**Figure record extracts:**
>>>

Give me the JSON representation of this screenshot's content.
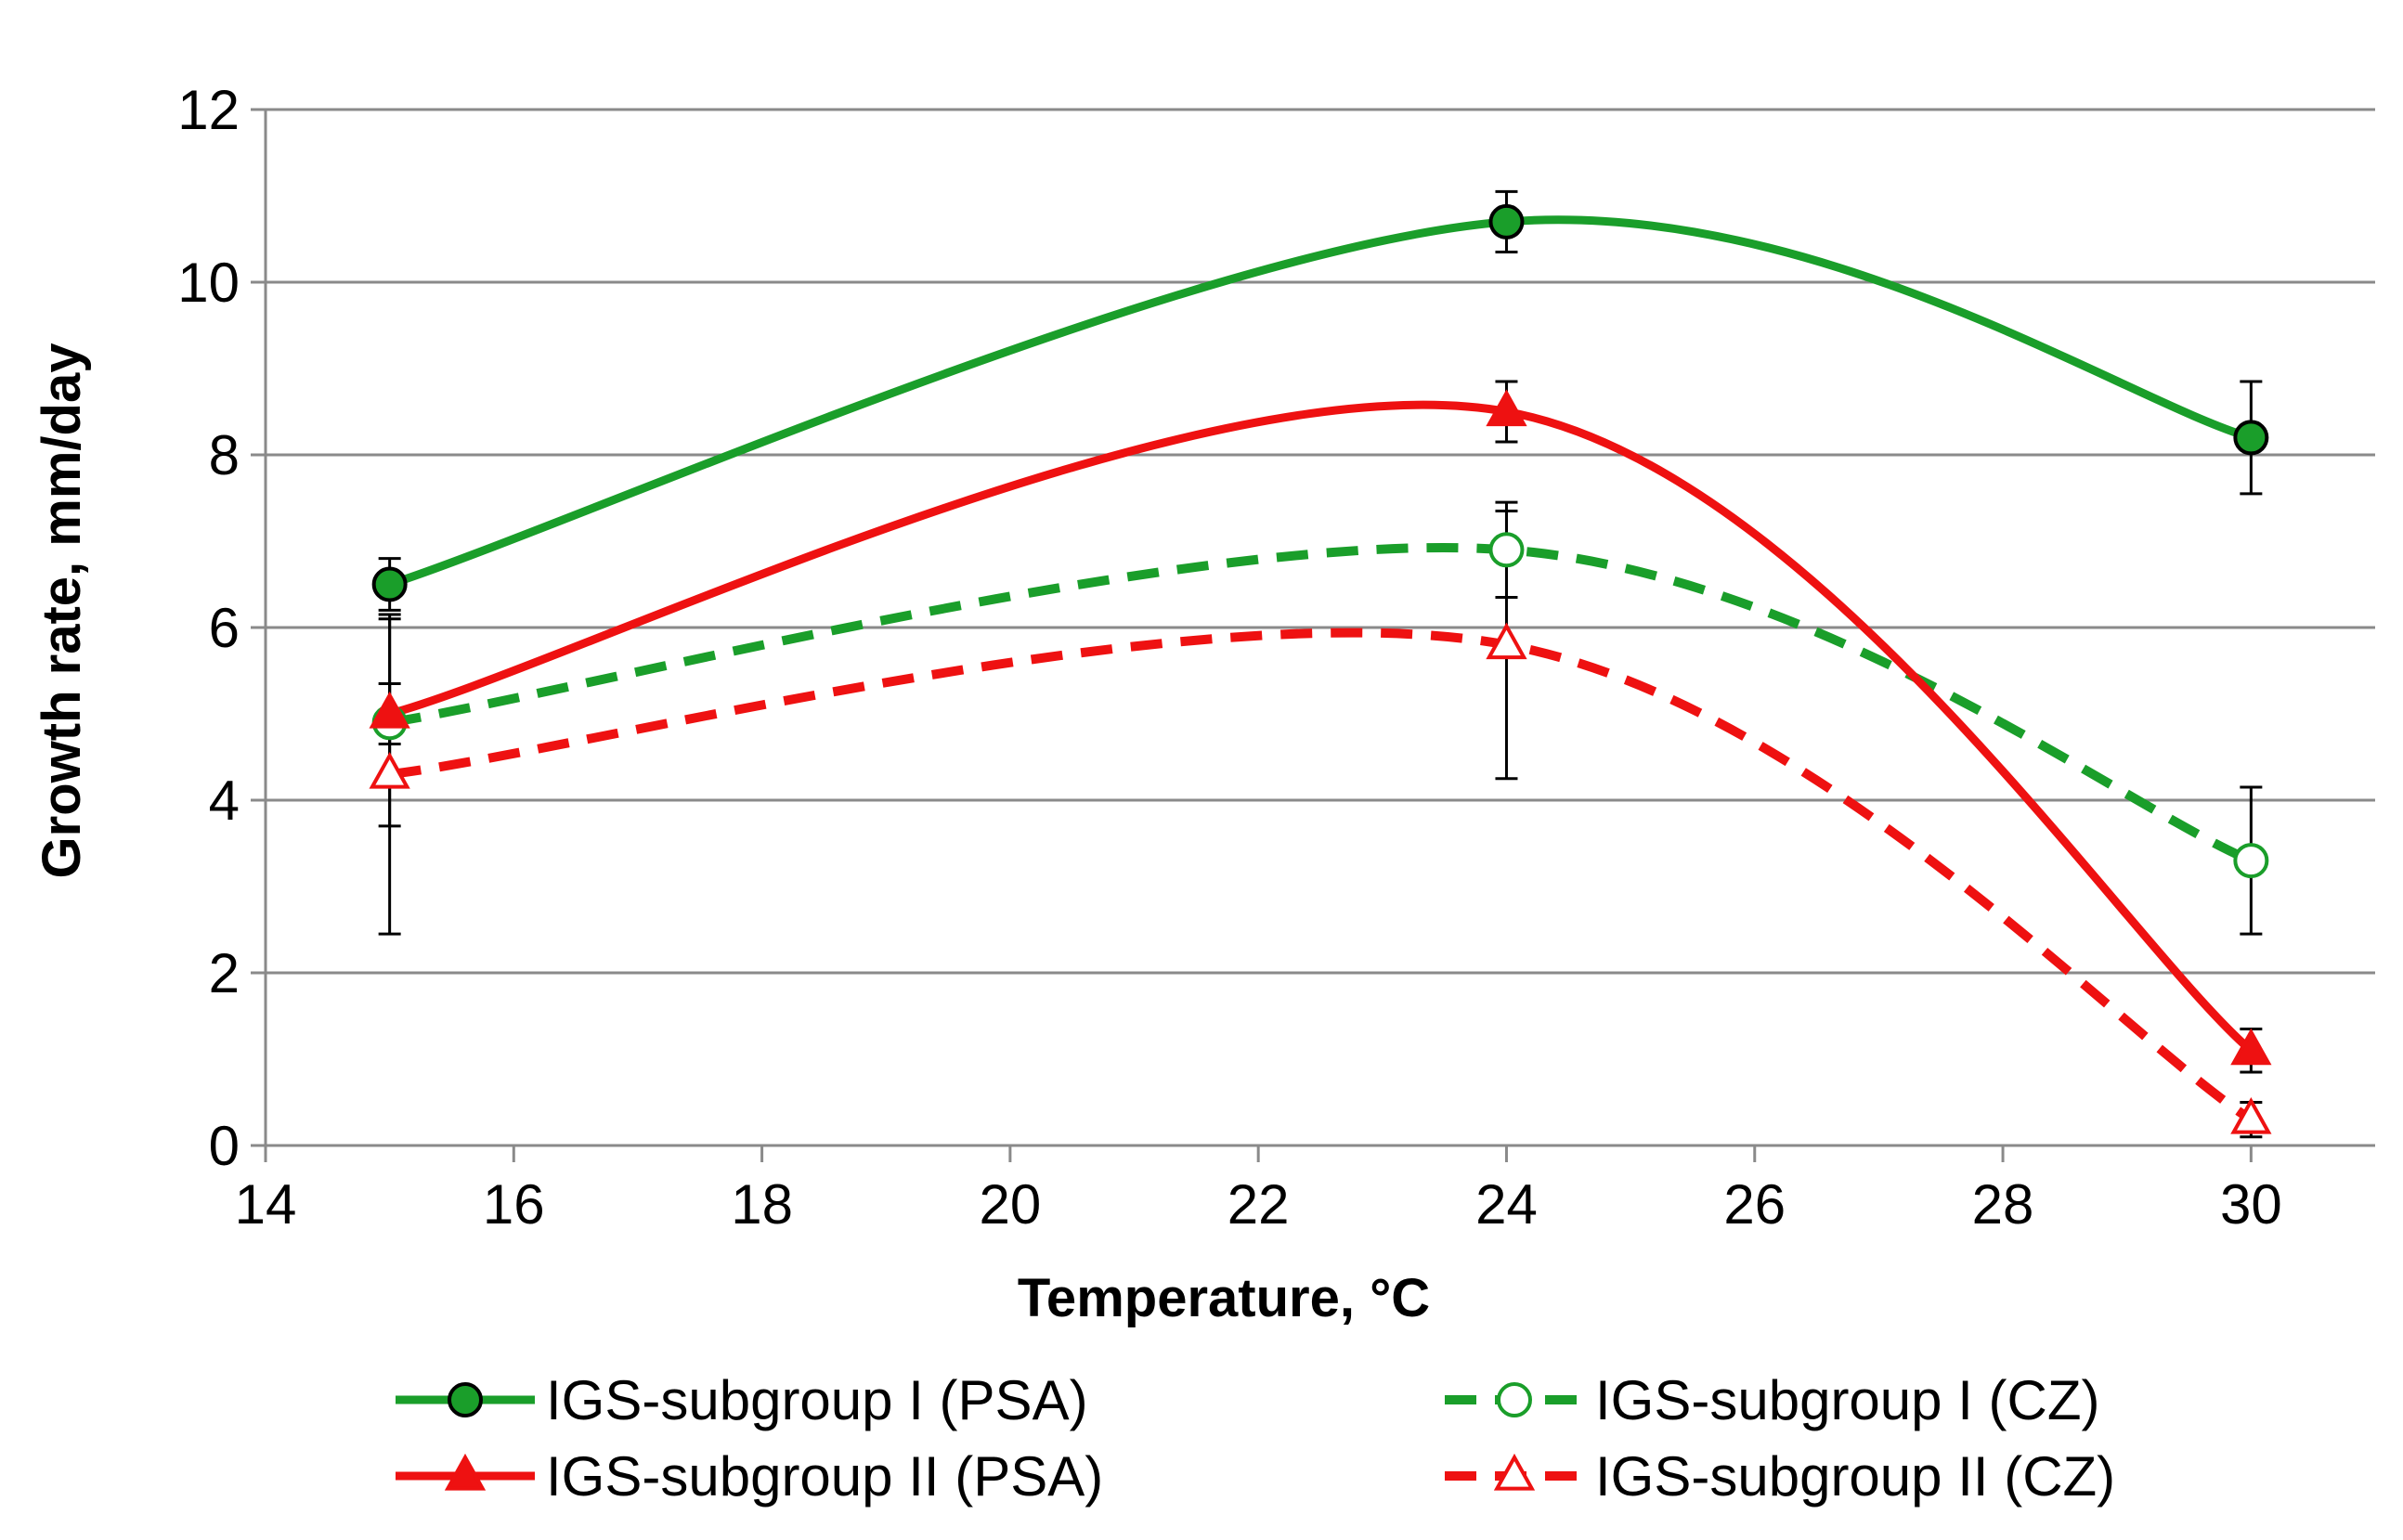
{
  "chart_data": {
    "type": "line",
    "title": "",
    "xlabel": "Temperature, °C",
    "ylabel": "Growth rate,  mm/day",
    "xlim": [
      14,
      31
    ],
    "ylim": [
      0,
      12
    ],
    "xticks": [
      14,
      16,
      18,
      20,
      22,
      24,
      26,
      28,
      30
    ],
    "yticks": [
      0,
      2,
      4,
      6,
      8,
      10,
      12
    ],
    "grid": "horizontal",
    "legend_position": "bottom",
    "series": [
      {
        "name": "IGS-subgroup I (PSA)",
        "color": "#1a9e2a",
        "marker": "circle",
        "marker_fill": "#1a9e2a",
        "marker_edge": "#000000",
        "line_style": "solid",
        "x": [
          15,
          24,
          30
        ],
        "y": [
          6.5,
          10.7,
          8.2
        ],
        "error": [
          0.3,
          0.35,
          0.65
        ]
      },
      {
        "name": "IGS-subgroup I (CZ)",
        "color": "#1a9e2a",
        "marker": "circle",
        "marker_fill": "#ffffff",
        "marker_edge": "#1a9e2a",
        "line_style": "dashed",
        "x": [
          15,
          24,
          30
        ],
        "y": [
          4.9,
          6.9,
          3.3
        ],
        "error": [
          1.2,
          0.55,
          0.85
        ]
      },
      {
        "name": "IGS-subgroup II (PSA)",
        "color": "#ee1111",
        "marker": "triangle",
        "marker_fill": "#ee1111",
        "marker_edge": "#ee1111",
        "line_style": "solid",
        "x": [
          15,
          24,
          30
        ],
        "y": [
          5.0,
          8.5,
          1.1
        ],
        "error": [
          0.35,
          0.35,
          0.25
        ]
      },
      {
        "name": "IGS-subgroup II (CZ)",
        "color": "#ee1111",
        "marker": "triangle",
        "marker_fill": "#ffffff",
        "marker_edge": "#ee1111",
        "line_style": "dashed",
        "x": [
          15,
          24,
          30
        ],
        "y": [
          4.3,
          5.8,
          0.3
        ],
        "error": [
          1.85,
          1.55,
          0.2
        ]
      }
    ]
  }
}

<<<

Print all of the entries word for word. Omit the pictures they contain.

Give me the JSON representation of this screenshot's content.
{
  "chart_data": {
    "type": "line",
    "title": "",
    "xlabel": "Temperature, °C",
    "ylabel": "Growth rate,  mm/day",
    "xlim": [
      14,
      31
    ],
    "ylim": [
      0,
      12
    ],
    "xticks": [
      14,
      16,
      18,
      20,
      22,
      24,
      26,
      28,
      30
    ],
    "yticks": [
      0,
      2,
      4,
      6,
      8,
      10,
      12
    ],
    "grid": "horizontal",
    "legend_position": "bottom",
    "series": [
      {
        "name": "IGS-subgroup I (PSA)",
        "color": "#1a9e2a",
        "marker": "circle",
        "marker_fill": "#1a9e2a",
        "marker_edge": "#000000",
        "line_style": "solid",
        "x": [
          15,
          24,
          30
        ],
        "y": [
          6.5,
          10.7,
          8.2
        ],
        "error": [
          0.3,
          0.35,
          0.65
        ]
      },
      {
        "name": "IGS-subgroup I (CZ)",
        "color": "#1a9e2a",
        "marker": "circle",
        "marker_fill": "#ffffff",
        "marker_edge": "#1a9e2a",
        "line_style": "dashed",
        "x": [
          15,
          24,
          30
        ],
        "y": [
          4.9,
          6.9,
          3.3
        ],
        "error": [
          1.2,
          0.55,
          0.85
        ]
      },
      {
        "name": "IGS-subgroup II (PSA)",
        "color": "#ee1111",
        "marker": "triangle",
        "marker_fill": "#ee1111",
        "marker_edge": "#ee1111",
        "line_style": "solid",
        "x": [
          15,
          24,
          30
        ],
        "y": [
          5.0,
          8.5,
          1.1
        ],
        "error": [
          0.35,
          0.35,
          0.25
        ]
      },
      {
        "name": "IGS-subgroup II (CZ)",
        "color": "#ee1111",
        "marker": "triangle",
        "marker_fill": "#ffffff",
        "marker_edge": "#ee1111",
        "line_style": "dashed",
        "x": [
          15,
          24,
          30
        ],
        "y": [
          4.3,
          5.8,
          0.3
        ],
        "error": [
          1.85,
          1.55,
          0.2
        ]
      }
    ]
  }
}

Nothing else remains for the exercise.